RECORDS TO PROCESS:
━━━━━━━━━━━━━━━━

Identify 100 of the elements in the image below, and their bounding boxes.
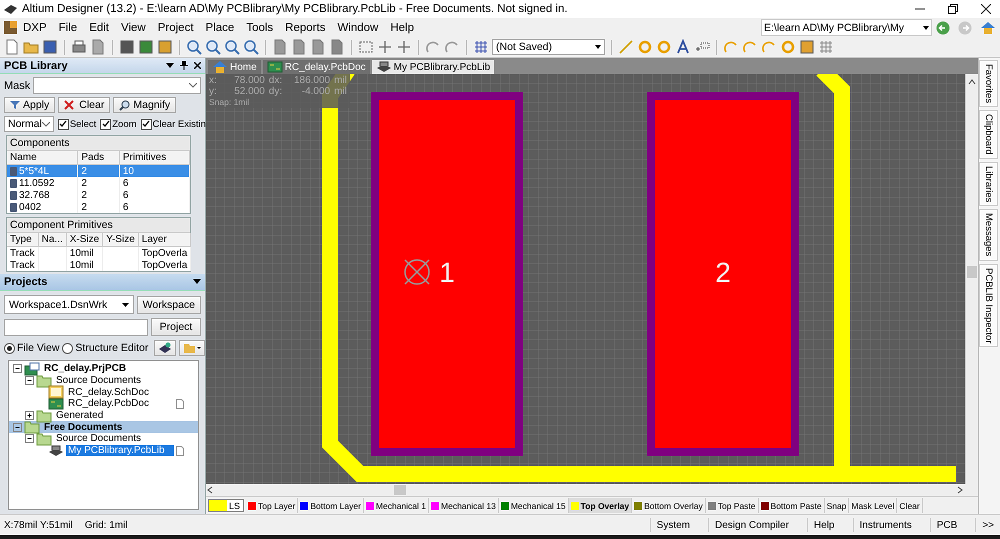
home-icon[interactable] bbox=[980, 20, 996, 34]
restore-icon[interactable] bbox=[948, 4, 958, 14]
tree-item[interactable]: RC_delay.PcbDoc bbox=[66, 398, 151, 410]
layer-bar-button[interactable]: Snap bbox=[824, 498, 850, 513]
zoom-out-icon[interactable] bbox=[205, 39, 221, 55]
tree-item[interactable]: Source Documents bbox=[54, 375, 144, 386]
column-header[interactable]: X-Size bbox=[66, 233, 103, 246]
tree-item[interactable]: My PCBlibrary.PcbLib bbox=[66, 445, 174, 456]
document-tab[interactable]: My PCBlibrary.PcbLib bbox=[372, 60, 494, 74]
layer-bar-button[interactable]: Mask Level bbox=[849, 498, 898, 513]
layer-tab[interactable]: Top Overlay bbox=[568, 498, 632, 513]
move-icon[interactable] bbox=[377, 39, 393, 55]
layer-tab[interactable]: Top Layer bbox=[246, 498, 298, 513]
menu-item[interactable]: Place bbox=[200, 20, 240, 34]
dropdown-arrow-icon[interactable] bbox=[923, 26, 929, 30]
checkbox[interactable]: Clear Existin bbox=[140, 118, 206, 130]
layer-tab[interactable]: Top Paste bbox=[706, 498, 759, 513]
print-icon[interactable] bbox=[71, 39, 87, 55]
array-icon[interactable] bbox=[818, 39, 834, 55]
column-header[interactable]: Type bbox=[7, 233, 38, 246]
side-panel-tab[interactable]: Messages bbox=[979, 209, 998, 260]
zoom-area-icon[interactable] bbox=[243, 39, 259, 55]
radio-button[interactable]: Structure Editor bbox=[62, 342, 148, 354]
project-button[interactable]: Project bbox=[151, 318, 201, 336]
column-header[interactable]: Layer bbox=[138, 233, 191, 246]
collapse-icon[interactable] bbox=[13, 422, 22, 432]
menu-item[interactable]: Window bbox=[331, 20, 384, 34]
close-icon[interactable] bbox=[981, 4, 991, 14]
clear-button[interactable]: Clear bbox=[58, 97, 110, 113]
layer-tab[interactable]: Bottom Layer bbox=[298, 498, 364, 513]
workspace-button[interactable]: Workspace bbox=[136, 296, 201, 314]
status-bar-button[interactable]: System bbox=[650, 518, 696, 532]
new-file-icon[interactable] bbox=[4, 39, 20, 55]
collapse-icon[interactable] bbox=[25, 376, 34, 386]
side-panel-tab[interactable]: Clipboard bbox=[979, 110, 998, 159]
magnify-button[interactable]: Magnify bbox=[113, 97, 176, 113]
column-header[interactable]: Y-Size bbox=[102, 233, 138, 246]
column-header[interactable]: Na... bbox=[38, 233, 66, 246]
document-tab[interactable]: Home bbox=[208, 60, 261, 74]
layer-tab[interactable]: Mechanical 1 bbox=[364, 498, 430, 513]
layer-tab[interactable]: Bottom Overlay bbox=[632, 498, 706, 513]
layer-bar-button[interactable]: Clear bbox=[897, 498, 923, 513]
compile-button[interactable] bbox=[154, 340, 176, 356]
scroll-left-icon[interactable] bbox=[206, 486, 214, 494]
scroll-right-icon[interactable] bbox=[956, 486, 964, 494]
menu-item[interactable]: Reports bbox=[279, 20, 332, 34]
mask-field[interactable] bbox=[33, 77, 201, 94]
scroll-up-icon[interactable] bbox=[968, 78, 976, 86]
menu-item[interactable]: Project bbox=[152, 20, 200, 34]
radio-dot-icon[interactable] bbox=[7, 346, 12, 350]
zoom-in-icon[interactable] bbox=[186, 39, 202, 55]
vertical-scrollbar[interactable] bbox=[965, 74, 978, 484]
menu-item[interactable]: Help bbox=[384, 20, 420, 34]
menu-item[interactable]: Edit bbox=[83, 20, 116, 34]
radio-button[interactable]: File View bbox=[4, 342, 60, 354]
project-field[interactable] bbox=[4, 318, 148, 336]
checkmark-icon[interactable] bbox=[142, 120, 150, 128]
dropdown-arrow-icon[interactable] bbox=[122, 302, 129, 306]
scroll-thumb[interactable] bbox=[394, 485, 406, 495]
workspace-dropdown[interactable]: Workspace1.DsnWrk bbox=[4, 295, 134, 314]
scroll-thumb[interactable] bbox=[967, 266, 977, 278]
select-area-icon[interactable] bbox=[358, 39, 374, 55]
grid-icon[interactable] bbox=[473, 39, 489, 55]
checkbox[interactable]: Select bbox=[58, 118, 96, 130]
tree-item[interactable]: RC_delay.PrjPCB bbox=[42, 363, 128, 374]
close-icon[interactable] bbox=[194, 62, 201, 69]
status-bar-button[interactable]: Design Compiler bbox=[708, 518, 795, 532]
menu-item[interactable]: DXP bbox=[17, 20, 53, 34]
column-header[interactable]: Pads bbox=[78, 151, 120, 164]
collapse-icon[interactable] bbox=[13, 364, 22, 374]
side-panel-tab[interactable]: Libraries bbox=[979, 162, 998, 206]
document-tab[interactable]: RC_delay.PcbDoc bbox=[262, 60, 370, 74]
pin-icon[interactable] bbox=[180, 61, 188, 70]
apply-button[interactable]: Apply bbox=[4, 97, 56, 113]
component-row[interactable]: 11.0592 2 6 bbox=[7, 177, 190, 189]
menu-item[interactable]: View bbox=[115, 20, 152, 34]
pcb-canvas[interactable]: 1 2 x: 78.000 dx: 186.000 mil y: 52.000 dy: -4.000 mil Snap: 1mil bbox=[206, 74, 965, 484]
menu-item[interactable]: Tools bbox=[240, 20, 280, 34]
component-row[interactable]: 32.768 2 6 bbox=[7, 189, 190, 201]
layer-tab[interactable]: Bottom Paste bbox=[758, 498, 825, 513]
column-header[interactable]: Name bbox=[7, 151, 78, 164]
current-layer-button[interactable]: LS bbox=[208, 499, 244, 512]
dropdown-icon[interactable] bbox=[193, 279, 201, 285]
status-bar-button[interactable]: >> bbox=[975, 518, 1000, 532]
tree-item[interactable]: Source Documents bbox=[54, 433, 144, 444]
address-field[interactable]: E:\learn AD\My PCBlibrary\My bbox=[761, 19, 932, 36]
expand-icon[interactable] bbox=[25, 411, 34, 420]
dropdown-icon[interactable] bbox=[166, 62, 174, 68]
mode-dropdown[interactable]: Normal bbox=[4, 116, 54, 132]
text-icon[interactable] bbox=[675, 39, 691, 55]
overlay-outline[interactable] bbox=[816, 74, 850, 466]
side-panel-tab[interactable]: Favorites bbox=[979, 60, 998, 108]
save-icon[interactable] bbox=[42, 39, 58, 55]
dropdown-arrow-icon[interactable] bbox=[595, 45, 601, 49]
column-header[interactable]: Primitives bbox=[119, 151, 190, 164]
tree-item[interactable]: RC_delay.SchDoc bbox=[66, 386, 151, 398]
checkmark-icon[interactable] bbox=[102, 120, 110, 128]
status-bar-button[interactable]: Instruments bbox=[852, 518, 918, 532]
document-status-dropdown[interactable]: (Not Saved) bbox=[492, 39, 605, 55]
back-icon[interactable] bbox=[936, 20, 950, 34]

━━━━━━━━━━━━━━━━

YOUR OBJECTIVE: Copy out every line of the records above word for word, without the pictures.

SOLVED EXERCISE:
Identify 100 of the elements in the image below, and their bounding boxes.
home-icon[interactable] bbox=[980, 20, 996, 34]
restore-icon[interactable] bbox=[948, 4, 958, 14]
tree-item[interactable]: RC_delay.PcbDoc bbox=[66, 398, 151, 410]
layer-bar-button[interactable]: Snap bbox=[824, 498, 850, 513]
zoom-out-icon[interactable] bbox=[205, 39, 221, 55]
tree-item[interactable]: Source Documents bbox=[54, 375, 144, 386]
column-header[interactable]: X-Size bbox=[66, 233, 103, 246]
tree-item[interactable]: My PCBlibrary.PcbLib bbox=[66, 445, 174, 456]
document-tab[interactable]: My PCBlibrary.PcbLib bbox=[372, 60, 494, 74]
layer-bar-button[interactable]: Mask Level bbox=[849, 498, 898, 513]
layer-tab[interactable]: Top Overlay bbox=[568, 498, 632, 513]
move-icon[interactable] bbox=[377, 39, 393, 55]
layer-tab[interactable]: Top Layer bbox=[246, 498, 298, 513]
menu-item[interactable]: Place bbox=[200, 20, 240, 34]
dropdown-arrow-icon[interactable] bbox=[923, 26, 929, 30]
checkbox[interactable]: Clear Existin bbox=[140, 118, 206, 130]
layer-tab[interactable]: Top Paste bbox=[706, 498, 759, 513]
print-icon[interactable] bbox=[71, 39, 87, 55]
array-icon[interactable] bbox=[818, 39, 834, 55]
column-header[interactable]: Type bbox=[7, 233, 38, 246]
side-panel-tab[interactable]: Messages bbox=[979, 209, 998, 260]
zoom-area-icon[interactable] bbox=[243, 39, 259, 55]
radio-button[interactable]: Structure Editor bbox=[62, 342, 148, 354]
project-button[interactable]: Project bbox=[151, 318, 201, 336]
column-header[interactable]: Layer bbox=[138, 233, 191, 246]
collapse-icon[interactable] bbox=[13, 422, 22, 432]
menu-item[interactable]: Window bbox=[331, 20, 384, 34]
close-icon[interactable] bbox=[981, 4, 991, 14]
clear-button[interactable]: Clear bbox=[58, 97, 110, 113]
layer-tab[interactable]: Bottom Layer bbox=[298, 498, 364, 513]
workspace-button[interactable]: Workspace bbox=[136, 296, 201, 314]
status-bar-button[interactable]: System bbox=[650, 518, 696, 532]
new-file-icon[interactable] bbox=[4, 39, 20, 55]
collapse-icon[interactable] bbox=[25, 376, 34, 386]
side-panel-tab[interactable]: Clipboard bbox=[979, 110, 998, 159]
magnify-button[interactable]: Magnify bbox=[113, 97, 176, 113]
column-header[interactable]: Y-Size bbox=[102, 233, 138, 246]
column-header[interactable]: Na... bbox=[38, 233, 66, 246]
document-tab[interactable]: Home bbox=[208, 60, 261, 74]
layer-tab[interactable]: Mechanical 1 bbox=[364, 498, 430, 513]
layer-tab[interactable]: Bottom Overlay bbox=[632, 498, 706, 513]
layer-bar-button[interactable]: Clear bbox=[897, 498, 923, 513]
compile-button[interactable] bbox=[154, 340, 176, 356]
scroll-left-icon[interactable] bbox=[206, 486, 214, 494]
scroll-right-icon[interactable] bbox=[956, 486, 964, 494]
menu-item[interactable]: Reports bbox=[279, 20, 332, 34]
mask-field[interactable] bbox=[33, 77, 201, 94]
scroll-up-icon[interactable] bbox=[968, 78, 976, 86]
menu-item[interactable]: Project bbox=[152, 20, 200, 34]
radio-dot-icon[interactable] bbox=[7, 346, 12, 350]
zoom-in-icon[interactable] bbox=[186, 39, 202, 55]
vertical-scrollbar[interactable] bbox=[965, 74, 978, 484]
menu-item[interactable]: Help bbox=[384, 20, 420, 34]
menu-item[interactable]: Edit bbox=[83, 20, 116, 34]
radio-button[interactable]: File View bbox=[4, 342, 60, 354]
project-field[interactable] bbox=[4, 318, 148, 336]
checkmark-icon[interactable] bbox=[142, 120, 150, 128]
dropdown-arrow-icon[interactable] bbox=[122, 302, 129, 306]
scroll-thumb[interactable] bbox=[394, 485, 406, 495]
workspace-dropdown[interactable]: Workspace1.DsnWrk bbox=[4, 295, 134, 314]
scroll-thumb[interactable] bbox=[967, 266, 977, 278]
select-area-icon[interactable] bbox=[358, 39, 374, 55]
grid-icon[interactable] bbox=[473, 39, 489, 55]
checkbox[interactable]: Select bbox=[58, 118, 96, 130]
tree-item[interactable]: RC_delay.PrjPCB bbox=[42, 363, 128, 374]
close-icon[interactable] bbox=[194, 62, 201, 69]
status-bar-button[interactable]: Design Compiler bbox=[708, 518, 795, 532]
menu-item[interactable]: DXP bbox=[17, 20, 53, 34]
column-header[interactable]: Pads bbox=[78, 151, 120, 164]
collapse-icon[interactable] bbox=[13, 364, 22, 374]
side-panel-tab[interactable]: Libraries bbox=[979, 162, 998, 206]
document-tab[interactable]: RC_delay.PcbDoc bbox=[262, 60, 370, 74]
pin-icon[interactable] bbox=[180, 61, 188, 70]
apply-button[interactable]: Apply bbox=[4, 97, 56, 113]
component-row[interactable]: 11.0592 2 6 bbox=[7, 177, 190, 189]
menu-item[interactable]: View bbox=[115, 20, 152, 34]
pcb-canvas[interactable]: 1 2 x: 78.000 dx: 186.000 mil y: 52.000 dy: -4.000 mil Snap: 1mil bbox=[206, 74, 965, 484]
menu-item[interactable]: Tools bbox=[240, 20, 280, 34]
component-row[interactable]: 32.768 2 6 bbox=[7, 189, 190, 201]
layer-tab[interactable]: Bottom Paste bbox=[758, 498, 825, 513]
column-header[interactable]: Name bbox=[7, 151, 78, 164]
current-layer-button[interactable]: LS bbox=[208, 499, 244, 512]
dropdown-icon[interactable] bbox=[193, 279, 201, 285]
status-bar-button[interactable]: >> bbox=[975, 518, 1000, 532]
tree-item[interactable]: Source Documents bbox=[54, 433, 144, 444]
address-field[interactable]: E:\learn AD\My PCBlibrary\My bbox=[761, 19, 932, 36]
expand-icon[interactable] bbox=[25, 411, 34, 420]
dropdown-icon[interactable] bbox=[166, 62, 174, 68]
mode-dropdown[interactable]: Normal bbox=[4, 116, 54, 132]
text-icon[interactable] bbox=[675, 39, 691, 55]
overlay-outline[interactable] bbox=[816, 74, 850, 466]
side-panel-tab[interactable]: Favorites bbox=[979, 60, 998, 108]
save-icon[interactable] bbox=[42, 39, 58, 55]
dropdown-arrow-icon[interactable] bbox=[595, 45, 601, 49]
column-header[interactable]: Primitives bbox=[119, 151, 190, 164]
tree-item[interactable]: RC_delay.SchDoc bbox=[66, 386, 151, 398]
checkmark-icon[interactable] bbox=[102, 120, 110, 128]
status-bar-button[interactable]: Instruments bbox=[852, 518, 918, 532]
document-status-dropdown[interactable]: (Not Saved) bbox=[492, 39, 605, 55]
back-icon[interactable] bbox=[936, 20, 950, 34]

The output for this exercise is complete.